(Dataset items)
━━━━━━━━━━━━━━━━━━━━
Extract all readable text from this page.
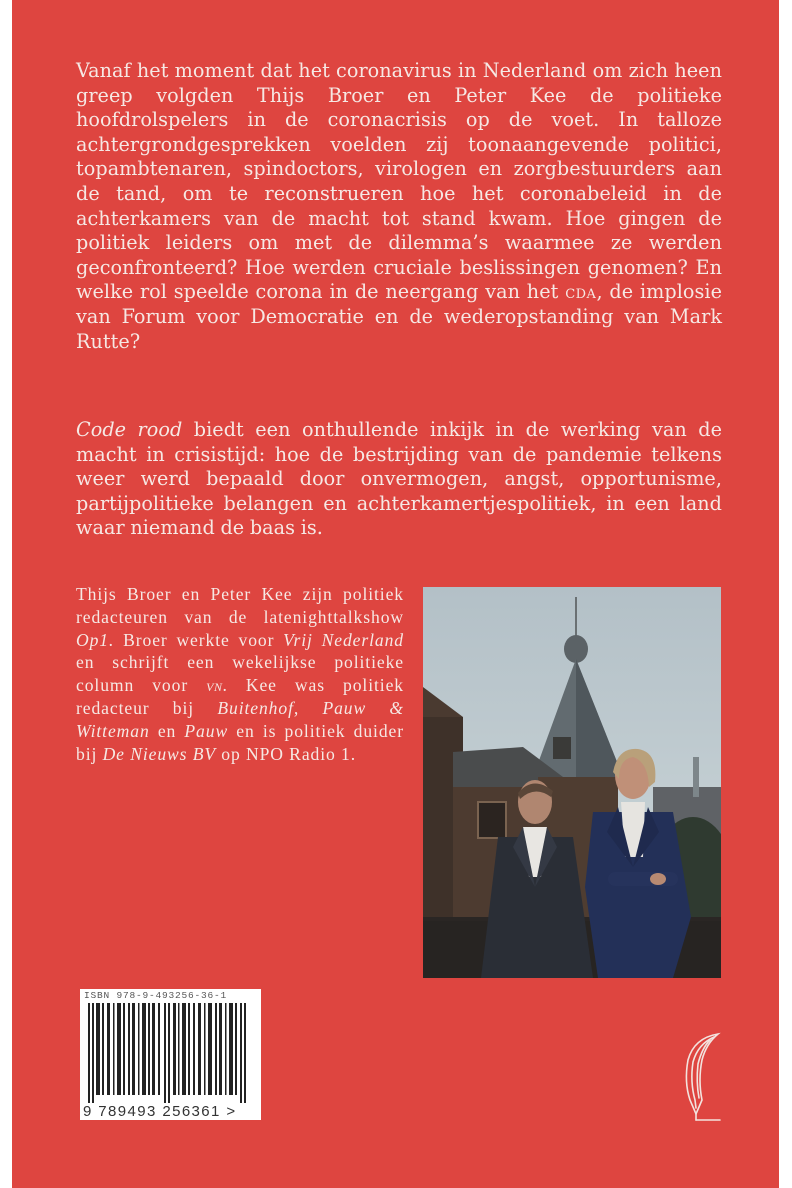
Vanaf het moment dat het coronavirus in Nederland om zich heen greep volgden Thijs Broer en Peter Kee de politieke hoofdrolspelers in de coronacrisis op de voet. In talloze achtergrondgesprekken voelden zij toonaangevende politici, topambtenaren, spindoctors, virologen en zorgbestuurders aan de tand, om te reconstrueren hoe het coronabeleid in de achterkamers van de macht tot stand kwam. Hoe gingen de politiek leiders om met de dilemma’s waarmee ze werden geconfronteerd? Hoe werden cruciale beslissingen genomen? En welke rol speelde corona in de neergang van het cda, de implosie van Forum voor Democratie en de wederopstanding van Mark Rutte?

Code rood biedt een onthullende inkijk in de werking van de macht in crisistijd: hoe de bestrijding van de pandemie telkens weer werd bepaald door onvermogen, angst, opportunisme, partijpolitieke belangen en achterkamertjespolitiek, in een land waar niemand de baas is.

Thijs Broer en Peter Kee zijn politiek redacteuren van de latenighttalkshow Op1. Broer werkte voor Vrij Nederland en schrijft een wekelijkse politieke column voor vn. Kee was politiek redacteur bij Buitenhof, Pauw & Witteman en Pauw en is politiek duider bij De Nieuws BV op NPO Radio 1.

ISBN 978-9-493256-36-1
9 789493 256361 >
━━━━━━━━━━━━━━━━━━━━
• **Exercise directions**
Word for word, write out each line of the records, but leave the pictures behind.

• **Exercise result**
Extract all readable text from this page.
Vanaf het moment dat het coronavirus in Nederland om zich heen greep volgden Thijs Broer en Peter Kee de politieke hoofdrolspelers in de coronacrisis op de voet. In talloze achtergrondgesprekken voelden zij toonaangevende politici, topambtenaren, spindoctors, virologen en zorgbestuurders aan de tand, om te reconstrueren hoe het coronabeleid in de achterkamers van de macht tot stand kwam. Hoe gingen de politiek leiders om met de dilemma’s waarmee ze werden geconfronteerd? Hoe werden cruciale beslissingen genomen? En welke rol speelde corona in de neergang van het cda, de implosie van Forum voor Democratie en de wederopstanding van Mark Rutte?

Code rood biedt een onthullende inkijk in de werking van de macht in crisistijd: hoe de bestrijding van de pandemie telkens weer werd bepaald door onvermogen, angst, opportunisme, partijpolitieke belangen en achterkamertjespolitiek, in een land waar niemand de baas is.

Thijs Broer en Peter Kee zijn politiek redacteuren van de latenighttalkshow Op1. Broer werkte voor Vrij Nederland en schrijft een wekelijkse politieke column voor vn. Kee was politiek redacteur bij Buitenhof, Pauw & Witteman en Pauw en is politiek duider bij De Nieuws BV op NPO Radio 1.

ISBN 978-9-493256-36-1
9 789493 256361 >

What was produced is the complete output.